++++ The data

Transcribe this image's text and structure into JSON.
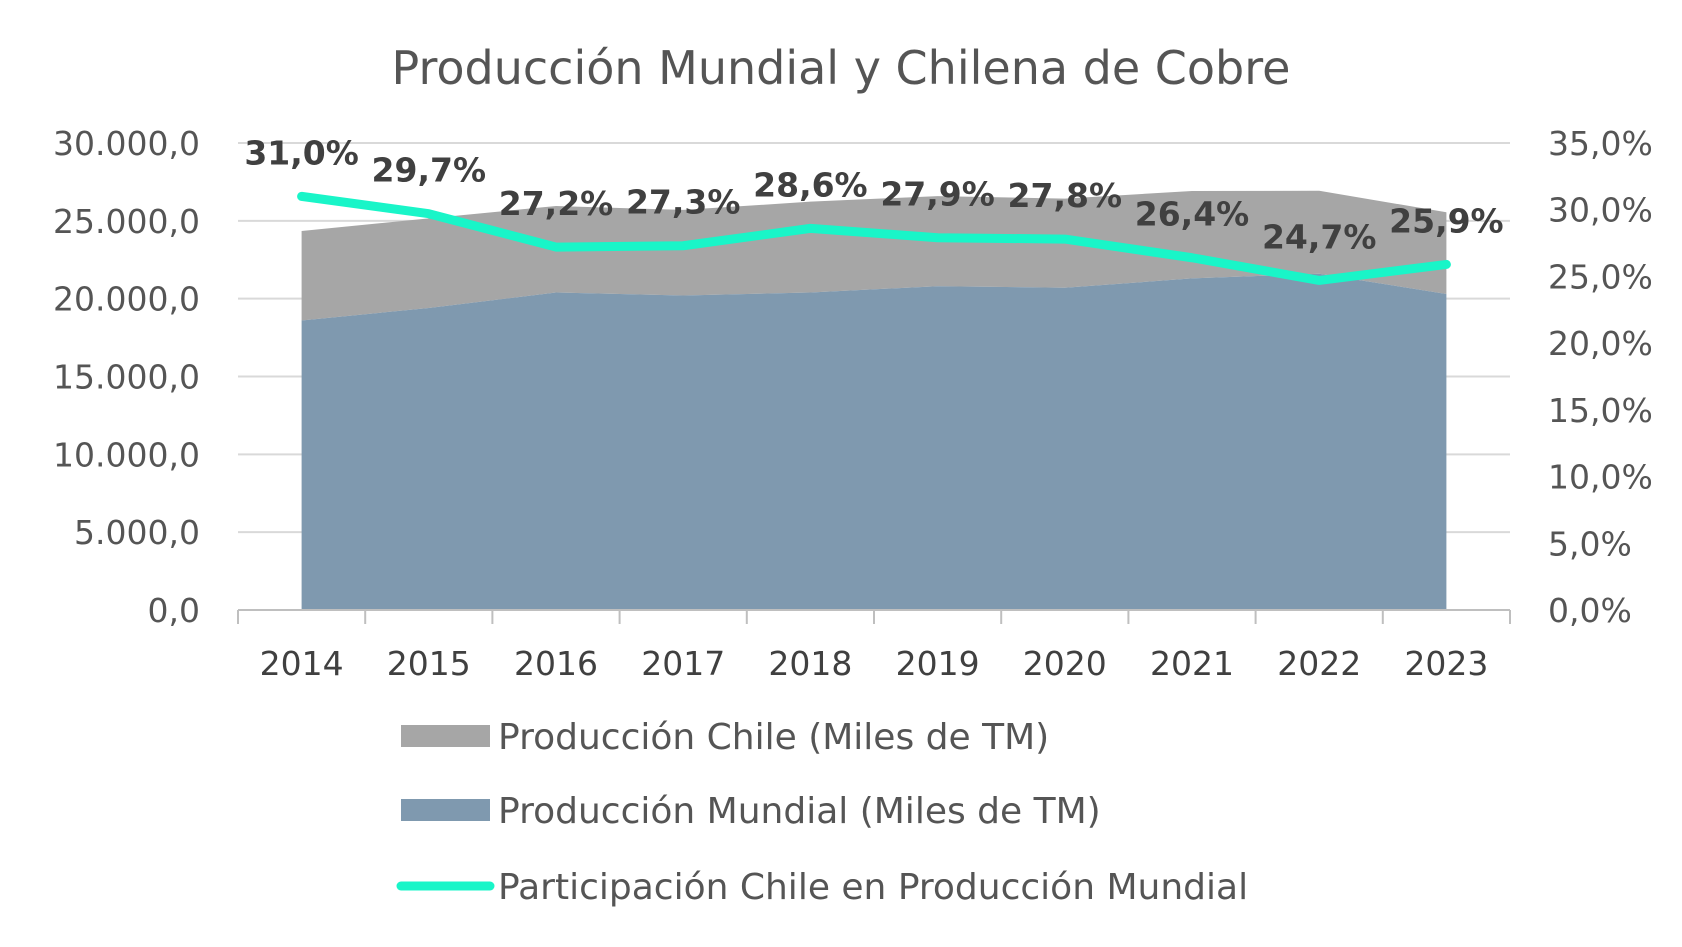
{
  "chart_data": {
    "type": "area",
    "title": "Producción Mundial y Chilena de Cobre",
    "categories": [
      "2014",
      "2015",
      "2016",
      "2017",
      "2018",
      "2019",
      "2020",
      "2021",
      "2022",
      "2023"
    ],
    "series": [
      {
        "name": "Producción Chile (Miles de TM)",
        "kind": "area",
        "axis": "left",
        "stacked": true,
        "color": "#A6A6A6",
        "values": [
          5750,
          5760,
          5550,
          5500,
          5830,
          5790,
          5730,
          5620,
          5330,
          5250
        ]
      },
      {
        "name": "Producción Mundial (Miles de TM)",
        "kind": "area",
        "axis": "left",
        "color": "#7F99AF",
        "values": [
          18600,
          19400,
          20400,
          20200,
          20400,
          20800,
          20700,
          21300,
          21600,
          20300
        ]
      },
      {
        "name": "Participación Chile en Producción Mundial",
        "kind": "line",
        "axis": "right",
        "color": "#19F5C8",
        "values": [
          31.0,
          29.7,
          27.2,
          27.3,
          28.6,
          27.9,
          27.8,
          26.4,
          24.7,
          25.9
        ],
        "labels": [
          "31,0%",
          "29,7%",
          "27,2%",
          "27,3%",
          "28,6%",
          "27,9%",
          "27,8%",
          "26,4%",
          "24,7%",
          "25,9%"
        ]
      }
    ],
    "y_left": {
      "min": 0,
      "max": 30000,
      "ticks": [
        0,
        5000,
        10000,
        15000,
        20000,
        25000,
        30000
      ],
      "tick_labels": [
        "0,0",
        "5.000,0",
        "10.000,0",
        "15.000,0",
        "20.000,0",
        "25.000,0",
        "30.000,0"
      ]
    },
    "y_right": {
      "min": 0,
      "max": 35,
      "ticks": [
        0,
        5,
        10,
        15,
        20,
        25,
        30,
        35
      ],
      "tick_labels": [
        "0,0%",
        "5,0%",
        "10,0%",
        "15,0%",
        "20,0%",
        "25,0%",
        "30,0%",
        "35,0%"
      ]
    },
    "grid": true,
    "legend_position": "bottom"
  }
}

++++++++

Exercise requirements: Without including any pictures, print all of the material exactly as given.

Answer to the task:
Transcribe this image's text and structure into JSON.
{
  "chart_data": {
    "type": "area",
    "title": "Producción Mundial y Chilena de Cobre",
    "categories": [
      "2014",
      "2015",
      "2016",
      "2017",
      "2018",
      "2019",
      "2020",
      "2021",
      "2022",
      "2023"
    ],
    "series": [
      {
        "name": "Producción Chile (Miles de TM)",
        "kind": "area",
        "axis": "left",
        "stacked": true,
        "color": "#A6A6A6",
        "values": [
          5750,
          5760,
          5550,
          5500,
          5830,
          5790,
          5730,
          5620,
          5330,
          5250
        ]
      },
      {
        "name": "Producción Mundial (Miles de TM)",
        "kind": "area",
        "axis": "left",
        "color": "#7F99AF",
        "values": [
          18600,
          19400,
          20400,
          20200,
          20400,
          20800,
          20700,
          21300,
          21600,
          20300
        ]
      },
      {
        "name": "Participación Chile en Producción Mundial",
        "kind": "line",
        "axis": "right",
        "color": "#19F5C8",
        "values": [
          31.0,
          29.7,
          27.2,
          27.3,
          28.6,
          27.9,
          27.8,
          26.4,
          24.7,
          25.9
        ],
        "labels": [
          "31,0%",
          "29,7%",
          "27,2%",
          "27,3%",
          "28,6%",
          "27,9%",
          "27,8%",
          "26,4%",
          "24,7%",
          "25,9%"
        ]
      }
    ],
    "y_left": {
      "min": 0,
      "max": 30000,
      "ticks": [
        0,
        5000,
        10000,
        15000,
        20000,
        25000,
        30000
      ],
      "tick_labels": [
        "0,0",
        "5.000,0",
        "10.000,0",
        "15.000,0",
        "20.000,0",
        "25.000,0",
        "30.000,0"
      ]
    },
    "y_right": {
      "min": 0,
      "max": 35,
      "ticks": [
        0,
        5,
        10,
        15,
        20,
        25,
        30,
        35
      ],
      "tick_labels": [
        "0,0%",
        "5,0%",
        "10,0%",
        "15,0%",
        "20,0%",
        "25,0%",
        "30,0%",
        "35,0%"
      ]
    },
    "grid": true,
    "legend_position": "bottom"
  }
}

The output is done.